> **Records for this exercise**
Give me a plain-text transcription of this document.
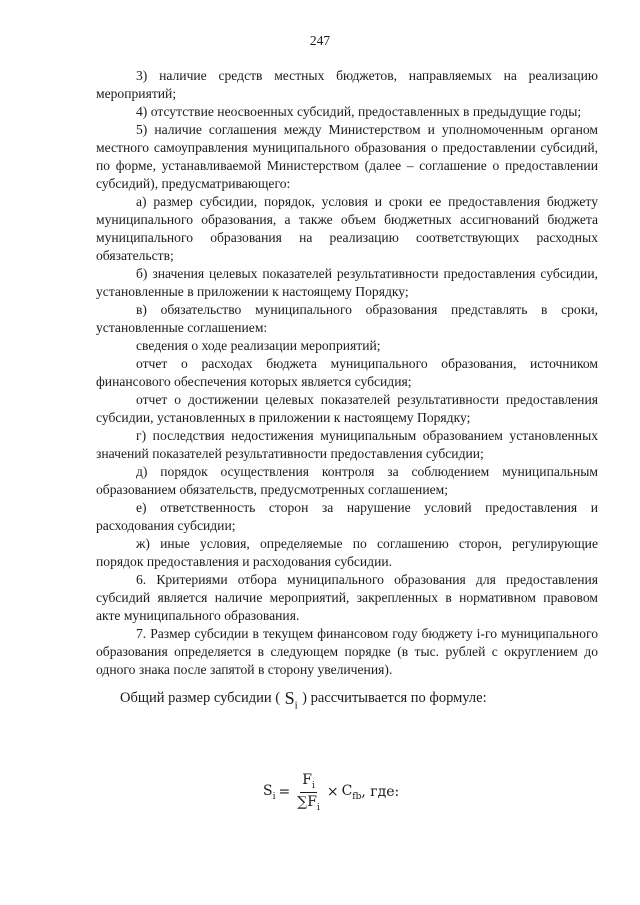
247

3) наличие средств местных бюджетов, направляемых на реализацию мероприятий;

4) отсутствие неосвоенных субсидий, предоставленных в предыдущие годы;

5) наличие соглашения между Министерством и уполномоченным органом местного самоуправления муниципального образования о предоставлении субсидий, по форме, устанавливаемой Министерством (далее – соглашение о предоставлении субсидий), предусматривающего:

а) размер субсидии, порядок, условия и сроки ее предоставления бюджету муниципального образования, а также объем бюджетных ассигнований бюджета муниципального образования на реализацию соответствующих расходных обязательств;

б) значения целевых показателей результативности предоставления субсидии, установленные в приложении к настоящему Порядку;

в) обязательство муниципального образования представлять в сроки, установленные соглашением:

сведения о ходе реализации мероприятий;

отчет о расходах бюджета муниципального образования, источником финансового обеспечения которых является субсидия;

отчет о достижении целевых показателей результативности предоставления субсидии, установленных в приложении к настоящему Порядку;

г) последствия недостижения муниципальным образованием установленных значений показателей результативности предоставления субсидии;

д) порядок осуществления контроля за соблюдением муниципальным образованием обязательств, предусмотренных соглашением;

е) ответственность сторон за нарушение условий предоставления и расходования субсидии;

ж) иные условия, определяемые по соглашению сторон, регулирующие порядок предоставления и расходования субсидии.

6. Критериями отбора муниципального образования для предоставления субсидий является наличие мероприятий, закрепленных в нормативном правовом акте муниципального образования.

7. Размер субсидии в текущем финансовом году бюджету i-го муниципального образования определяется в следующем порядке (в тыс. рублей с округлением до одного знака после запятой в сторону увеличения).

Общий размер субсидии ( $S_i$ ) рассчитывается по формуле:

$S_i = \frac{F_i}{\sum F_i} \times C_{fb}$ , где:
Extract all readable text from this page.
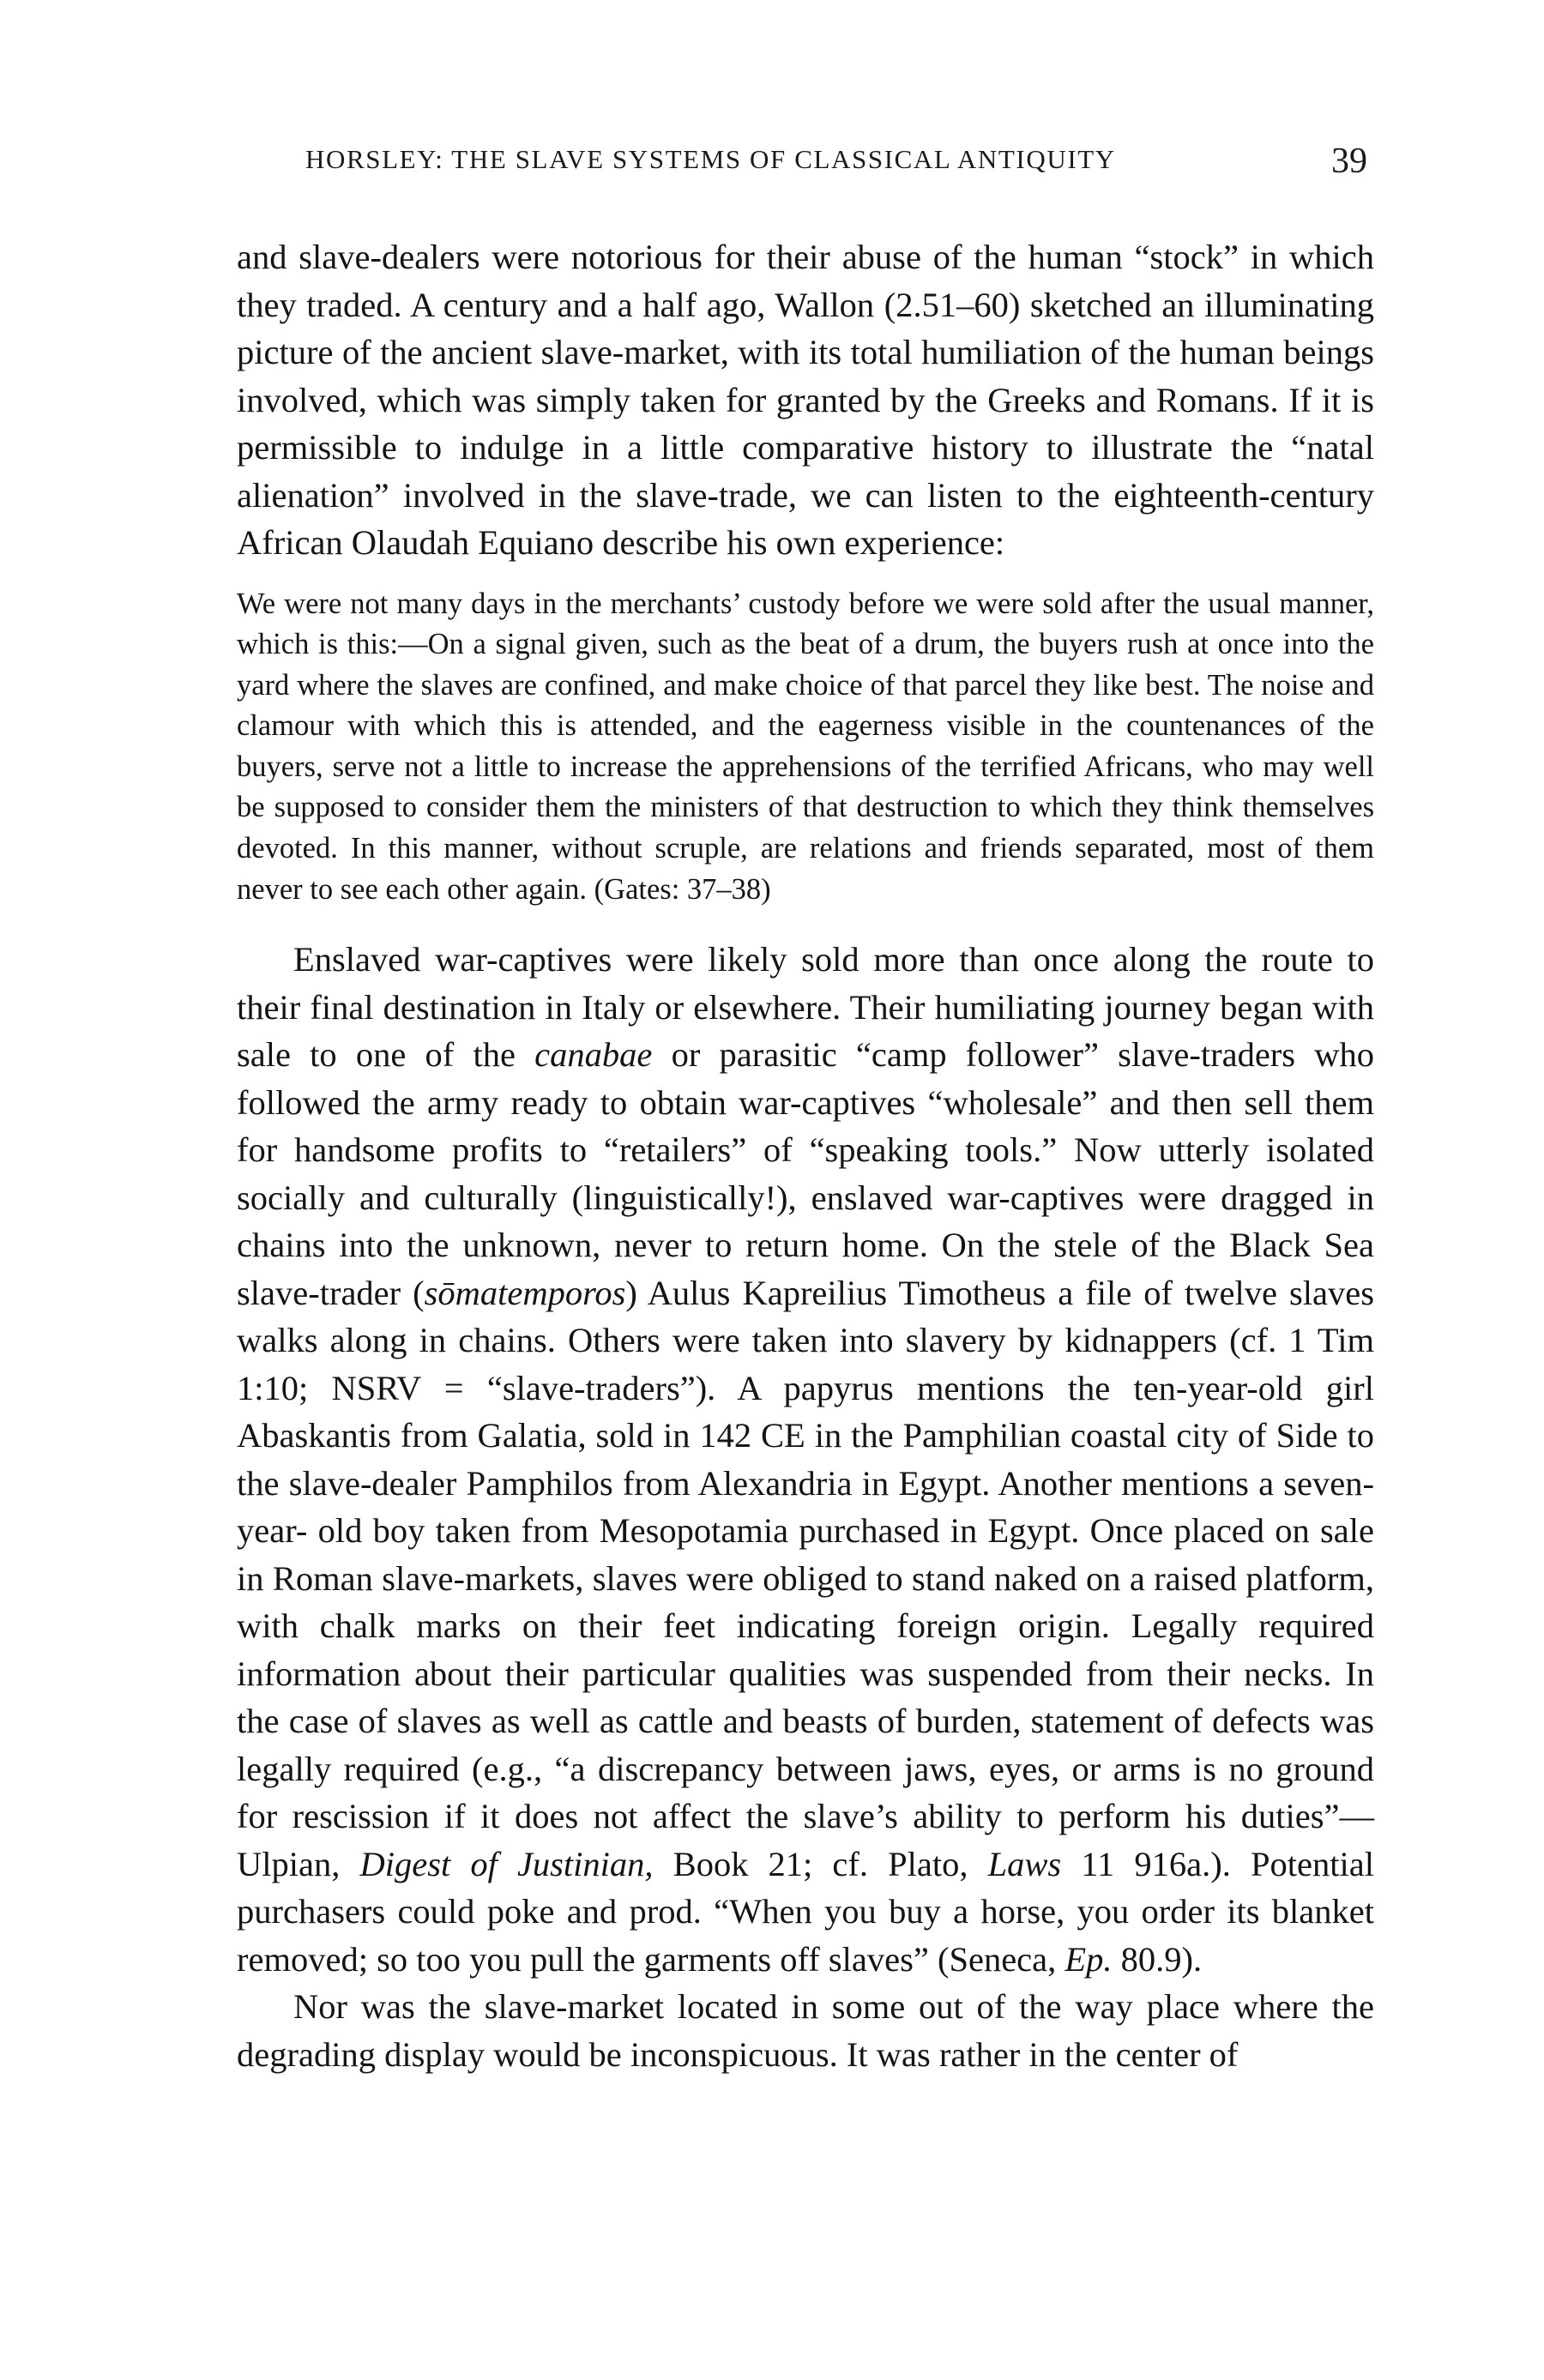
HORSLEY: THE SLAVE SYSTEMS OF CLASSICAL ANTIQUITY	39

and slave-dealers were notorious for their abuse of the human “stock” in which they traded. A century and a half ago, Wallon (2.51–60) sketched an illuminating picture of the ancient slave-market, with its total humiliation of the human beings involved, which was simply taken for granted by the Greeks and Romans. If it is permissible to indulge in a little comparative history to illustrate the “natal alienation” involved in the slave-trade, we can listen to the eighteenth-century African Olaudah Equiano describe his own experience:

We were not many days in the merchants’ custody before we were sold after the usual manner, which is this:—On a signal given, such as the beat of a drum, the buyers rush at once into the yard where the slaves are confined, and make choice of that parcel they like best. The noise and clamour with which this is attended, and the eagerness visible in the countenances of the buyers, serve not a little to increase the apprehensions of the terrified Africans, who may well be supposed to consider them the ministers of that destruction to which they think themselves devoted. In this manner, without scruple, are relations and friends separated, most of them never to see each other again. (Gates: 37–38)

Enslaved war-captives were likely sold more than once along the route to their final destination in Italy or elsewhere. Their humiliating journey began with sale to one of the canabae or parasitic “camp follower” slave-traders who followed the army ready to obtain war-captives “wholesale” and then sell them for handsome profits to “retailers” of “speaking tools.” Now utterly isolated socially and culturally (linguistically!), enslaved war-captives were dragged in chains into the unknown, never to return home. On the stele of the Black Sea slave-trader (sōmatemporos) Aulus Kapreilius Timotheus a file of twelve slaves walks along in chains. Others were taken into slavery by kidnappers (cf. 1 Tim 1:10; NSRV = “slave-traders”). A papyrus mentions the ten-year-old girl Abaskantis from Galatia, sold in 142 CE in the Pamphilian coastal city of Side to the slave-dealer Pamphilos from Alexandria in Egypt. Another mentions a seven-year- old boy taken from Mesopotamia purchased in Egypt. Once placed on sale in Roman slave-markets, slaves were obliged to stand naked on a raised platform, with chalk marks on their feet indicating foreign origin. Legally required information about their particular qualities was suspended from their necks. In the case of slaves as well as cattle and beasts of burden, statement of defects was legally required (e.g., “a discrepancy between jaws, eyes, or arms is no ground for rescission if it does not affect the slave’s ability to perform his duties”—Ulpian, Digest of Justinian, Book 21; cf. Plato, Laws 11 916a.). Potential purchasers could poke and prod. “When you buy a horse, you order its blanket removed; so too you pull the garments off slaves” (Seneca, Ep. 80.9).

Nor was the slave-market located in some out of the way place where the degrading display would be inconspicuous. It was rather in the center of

> **What to do**
Quote all of the entries word for word, omitting any pictures.

> **Reply**
Give me a plain-text transcription of this document.
247

3) наличие средств местных бюджетов, направляемых на реализацию мероприятий;

4) отсутствие неосвоенных субсидий, предоставленных в предыдущие годы;

5) наличие соглашения между Министерством и уполномоченным органом местного самоуправления муниципального образования о предоставлении субсидий, по форме, устанавливаемой Министерством (далее – соглашение о предоставлении субсидий), предусматривающего:

а) размер субсидии, порядок, условия и сроки ее предоставления бюджету муниципального образования, а также объем бюджетных ассигнований бюджета муниципального образования на реализацию соответствующих расходных обязательств;

б) значения целевых показателей результативности предоставления субсидии, установленные в приложении к настоящему Порядку;

в) обязательство муниципального образования представлять в сроки, установленные соглашением:

сведения о ходе реализации мероприятий;

отчет о расходах бюджета муниципального образования, источником финансового обеспечения которых является субсидия;

отчет о достижении целевых показателей результативности предоставления субсидии, установленных в приложении к настоящему Порядку;

г) последствия недостижения муниципальным образованием установленных значений показателей результативности предоставления субсидии;

д) порядок осуществления контроля за соблюдением муниципальным образованием обязательств, предусмотренных соглашением;

е) ответственность сторон за нарушение условий предоставления и расходования субсидии;

ж) иные условия, определяемые по соглашению сторон, регулирующие порядок предоставления и расходования субсидии.

6. Критериями отбора муниципального образования для предоставления субсидий является наличие мероприятий, закрепленных в нормативном правовом акте муниципального образования.

7. Размер субсидии в текущем финансовом году бюджету i-го муниципального образования определяется в следующем порядке (в тыс. рублей с округлением до одного знака после запятой в сторону увеличения).

Общий размер субсидии ( $S_i$ ) рассчитывается по формуле:

$S_i = \frac{F_i}{\sum F_i} \times C_{fb}$ , где:
Extract all readable text from this page.
HORSLEY: THE SLAVE SYSTEMS OF CLASSICAL ANTIQUITY	39

and slave-dealers were notorious for their abuse of the human “stock” in which they traded. A century and a half ago, Wallon (2.51–60) sketched an illuminating picture of the ancient slave-market, with its total humiliation of the human beings involved, which was simply taken for granted by the Greeks and Romans. If it is permissible to indulge in a little comparative history to illustrate the “natal alienation” involved in the slave-trade, we can listen to the eighteenth-century African Olaudah Equiano describe his own experience:

We were not many days in the merchants’ custody before we were sold after the usual manner, which is this:—On a signal given, such as the beat of a drum, the buyers rush at once into the yard where the slaves are confined, and make choice of that parcel they like best. The noise and clamour with which this is attended, and the eagerness visible in the countenances of the buyers, serve not a little to increase the apprehensions of the terrified Africans, who may well be supposed to consider them the ministers of that destruction to which they think themselves devoted. In this manner, without scruple, are relations and friends separated, most of them never to see each other again. (Gates: 37–38)

Enslaved war-captives were likely sold more than once along the route to their final destination in Italy or elsewhere. Their humiliating journey began with sale to one of the canabae or parasitic “camp follower” slave-traders who followed the army ready to obtain war-captives “wholesale” and then sell them for handsome profits to “retailers” of “speaking tools.” Now utterly isolated socially and culturally (linguistically!), enslaved war-captives were dragged in chains into the unknown, never to return home. On the stele of the Black Sea slave-trader (sōmatemporos) Aulus Kapreilius Timotheus a file of twelve slaves walks along in chains. Others were taken into slavery by kidnappers (cf. 1 Tim 1:10; NSRV = “slave-traders”). A papyrus mentions the ten-year-old girl Abaskantis from Galatia, sold in 142 CE in the Pamphilian coastal city of Side to the slave-dealer Pamphilos from Alexandria in Egypt. Another mentions a seven-year- old boy taken from Mesopotamia purchased in Egypt. Once placed on sale in Roman slave-markets, slaves were obliged to stand naked on a raised platform, with chalk marks on their feet indicating foreign origin. Legally required information about their particular qualities was suspended from their necks. In the case of slaves as well as cattle and beasts of burden, statement of defects was legally required (e.g., “a discrepancy between jaws, eyes, or arms is no ground for rescission if it does not affect the slave’s ability to perform his duties”—Ulpian, Digest of Justinian, Book 21; cf. Plato, Laws 11 916a.). Potential purchasers could poke and prod. “When you buy a horse, you order its blanket removed; so too you pull the garments off slaves” (Seneca, Ep. 80.9).

Nor was the slave-market located in some out of the way place where the degrading display would be inconspicuous. It was rather in the center of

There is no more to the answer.